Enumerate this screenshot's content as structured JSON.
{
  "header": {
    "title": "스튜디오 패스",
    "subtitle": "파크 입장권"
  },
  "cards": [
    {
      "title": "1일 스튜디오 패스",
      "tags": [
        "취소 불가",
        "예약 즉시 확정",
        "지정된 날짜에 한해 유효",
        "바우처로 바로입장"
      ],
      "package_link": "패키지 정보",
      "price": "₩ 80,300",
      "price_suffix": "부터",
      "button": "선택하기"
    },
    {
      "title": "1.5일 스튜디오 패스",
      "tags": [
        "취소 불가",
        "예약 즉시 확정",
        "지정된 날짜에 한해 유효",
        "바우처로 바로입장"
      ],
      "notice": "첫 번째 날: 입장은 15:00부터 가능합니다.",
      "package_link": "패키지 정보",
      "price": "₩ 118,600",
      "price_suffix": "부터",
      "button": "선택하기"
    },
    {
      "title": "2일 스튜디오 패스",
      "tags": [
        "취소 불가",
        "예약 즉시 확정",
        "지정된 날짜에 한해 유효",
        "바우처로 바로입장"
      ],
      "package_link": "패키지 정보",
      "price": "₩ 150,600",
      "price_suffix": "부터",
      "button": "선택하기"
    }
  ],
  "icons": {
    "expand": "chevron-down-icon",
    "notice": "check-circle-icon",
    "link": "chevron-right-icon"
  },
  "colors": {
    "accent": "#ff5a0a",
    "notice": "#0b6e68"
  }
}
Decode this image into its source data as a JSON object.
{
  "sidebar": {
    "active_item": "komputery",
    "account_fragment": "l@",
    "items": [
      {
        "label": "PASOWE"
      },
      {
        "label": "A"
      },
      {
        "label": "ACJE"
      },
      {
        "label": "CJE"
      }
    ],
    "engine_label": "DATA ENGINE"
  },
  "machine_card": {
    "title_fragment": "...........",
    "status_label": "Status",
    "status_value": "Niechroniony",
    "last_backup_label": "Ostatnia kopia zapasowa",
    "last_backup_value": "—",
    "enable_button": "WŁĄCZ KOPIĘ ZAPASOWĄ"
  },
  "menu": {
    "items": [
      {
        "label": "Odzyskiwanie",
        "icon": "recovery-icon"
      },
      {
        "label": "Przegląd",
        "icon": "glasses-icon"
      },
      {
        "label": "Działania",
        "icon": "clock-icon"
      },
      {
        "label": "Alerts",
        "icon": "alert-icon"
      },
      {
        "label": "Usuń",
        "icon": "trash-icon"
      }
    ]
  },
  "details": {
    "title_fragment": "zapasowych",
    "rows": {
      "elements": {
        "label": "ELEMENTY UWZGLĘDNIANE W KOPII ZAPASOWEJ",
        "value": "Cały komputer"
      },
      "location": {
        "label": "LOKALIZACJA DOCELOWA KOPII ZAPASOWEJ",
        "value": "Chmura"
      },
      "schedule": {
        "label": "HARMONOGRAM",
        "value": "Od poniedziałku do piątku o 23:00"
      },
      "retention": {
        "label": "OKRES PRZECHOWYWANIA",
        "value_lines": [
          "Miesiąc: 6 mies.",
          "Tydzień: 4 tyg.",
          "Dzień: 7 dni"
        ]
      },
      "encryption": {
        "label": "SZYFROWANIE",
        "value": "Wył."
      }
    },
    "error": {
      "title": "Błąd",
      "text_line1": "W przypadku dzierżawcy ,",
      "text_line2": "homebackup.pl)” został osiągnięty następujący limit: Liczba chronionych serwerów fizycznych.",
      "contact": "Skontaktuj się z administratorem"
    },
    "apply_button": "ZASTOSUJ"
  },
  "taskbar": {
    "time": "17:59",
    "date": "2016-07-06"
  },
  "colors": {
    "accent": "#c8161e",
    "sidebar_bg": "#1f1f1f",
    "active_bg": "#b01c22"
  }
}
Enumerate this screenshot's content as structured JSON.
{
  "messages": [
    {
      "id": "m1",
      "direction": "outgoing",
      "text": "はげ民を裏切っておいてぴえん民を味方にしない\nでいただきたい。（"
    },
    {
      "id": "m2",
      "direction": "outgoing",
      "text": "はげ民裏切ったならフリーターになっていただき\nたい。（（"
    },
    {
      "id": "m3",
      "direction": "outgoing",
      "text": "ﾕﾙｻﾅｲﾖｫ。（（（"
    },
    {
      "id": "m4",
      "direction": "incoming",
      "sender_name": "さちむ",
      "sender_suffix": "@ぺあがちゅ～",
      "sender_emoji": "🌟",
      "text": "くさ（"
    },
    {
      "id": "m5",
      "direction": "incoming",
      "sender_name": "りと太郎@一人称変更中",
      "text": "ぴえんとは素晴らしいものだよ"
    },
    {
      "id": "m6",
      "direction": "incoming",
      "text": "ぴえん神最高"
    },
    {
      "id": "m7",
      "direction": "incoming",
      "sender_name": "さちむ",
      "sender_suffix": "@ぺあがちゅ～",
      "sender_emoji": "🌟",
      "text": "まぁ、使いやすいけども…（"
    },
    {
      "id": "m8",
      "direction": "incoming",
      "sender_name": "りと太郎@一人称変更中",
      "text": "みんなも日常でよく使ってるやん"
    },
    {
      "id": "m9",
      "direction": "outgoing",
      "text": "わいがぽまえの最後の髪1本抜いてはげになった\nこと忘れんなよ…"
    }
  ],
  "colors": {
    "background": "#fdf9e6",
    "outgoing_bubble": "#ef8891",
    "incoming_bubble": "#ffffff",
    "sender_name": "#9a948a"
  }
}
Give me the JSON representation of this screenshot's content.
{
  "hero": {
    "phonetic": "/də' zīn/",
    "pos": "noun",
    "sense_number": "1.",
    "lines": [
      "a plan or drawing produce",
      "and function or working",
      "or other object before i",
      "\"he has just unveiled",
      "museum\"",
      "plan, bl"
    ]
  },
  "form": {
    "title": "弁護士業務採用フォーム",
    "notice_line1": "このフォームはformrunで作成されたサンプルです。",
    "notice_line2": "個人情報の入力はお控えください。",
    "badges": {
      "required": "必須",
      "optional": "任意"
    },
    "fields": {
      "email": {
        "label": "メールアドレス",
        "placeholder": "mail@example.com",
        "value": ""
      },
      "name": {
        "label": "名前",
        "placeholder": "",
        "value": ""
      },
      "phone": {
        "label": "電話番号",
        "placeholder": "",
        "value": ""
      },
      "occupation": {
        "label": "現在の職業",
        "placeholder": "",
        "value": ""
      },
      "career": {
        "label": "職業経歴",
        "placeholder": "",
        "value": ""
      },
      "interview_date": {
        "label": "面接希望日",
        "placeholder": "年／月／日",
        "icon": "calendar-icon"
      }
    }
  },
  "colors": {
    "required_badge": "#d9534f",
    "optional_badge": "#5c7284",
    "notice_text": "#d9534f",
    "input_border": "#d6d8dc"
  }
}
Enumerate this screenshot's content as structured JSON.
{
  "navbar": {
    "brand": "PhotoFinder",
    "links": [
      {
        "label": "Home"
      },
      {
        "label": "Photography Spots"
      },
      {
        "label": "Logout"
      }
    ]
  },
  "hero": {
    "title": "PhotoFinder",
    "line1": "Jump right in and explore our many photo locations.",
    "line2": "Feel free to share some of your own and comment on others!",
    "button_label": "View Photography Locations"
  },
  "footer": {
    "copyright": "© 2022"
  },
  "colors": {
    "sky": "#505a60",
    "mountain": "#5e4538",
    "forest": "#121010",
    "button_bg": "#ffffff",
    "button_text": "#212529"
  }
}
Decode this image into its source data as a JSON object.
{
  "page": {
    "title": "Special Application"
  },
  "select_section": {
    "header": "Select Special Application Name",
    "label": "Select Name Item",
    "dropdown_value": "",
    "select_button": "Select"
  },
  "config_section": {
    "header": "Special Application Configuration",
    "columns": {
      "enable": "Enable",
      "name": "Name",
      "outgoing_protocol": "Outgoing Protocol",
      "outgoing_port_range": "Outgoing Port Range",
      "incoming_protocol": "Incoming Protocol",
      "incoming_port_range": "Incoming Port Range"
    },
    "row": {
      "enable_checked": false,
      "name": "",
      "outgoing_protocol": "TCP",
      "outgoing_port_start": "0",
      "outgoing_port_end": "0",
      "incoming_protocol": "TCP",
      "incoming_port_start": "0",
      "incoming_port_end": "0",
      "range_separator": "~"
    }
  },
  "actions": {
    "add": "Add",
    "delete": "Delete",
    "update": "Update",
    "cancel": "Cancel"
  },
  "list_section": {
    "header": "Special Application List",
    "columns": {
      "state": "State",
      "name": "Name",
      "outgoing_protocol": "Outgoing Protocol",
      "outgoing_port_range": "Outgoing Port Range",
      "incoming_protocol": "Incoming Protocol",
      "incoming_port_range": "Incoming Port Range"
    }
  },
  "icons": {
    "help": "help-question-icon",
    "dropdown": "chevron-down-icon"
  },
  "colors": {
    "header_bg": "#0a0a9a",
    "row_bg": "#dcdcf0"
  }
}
┄┄┄┄┄┄
## Problem description
Write out every line of the preceding listing that contains "Special".

## Task solution
    "title": "Special Application"
    "header": "Select Special Application Name",
    "header": "Special Application Configuration",
    "header": "Special Application List",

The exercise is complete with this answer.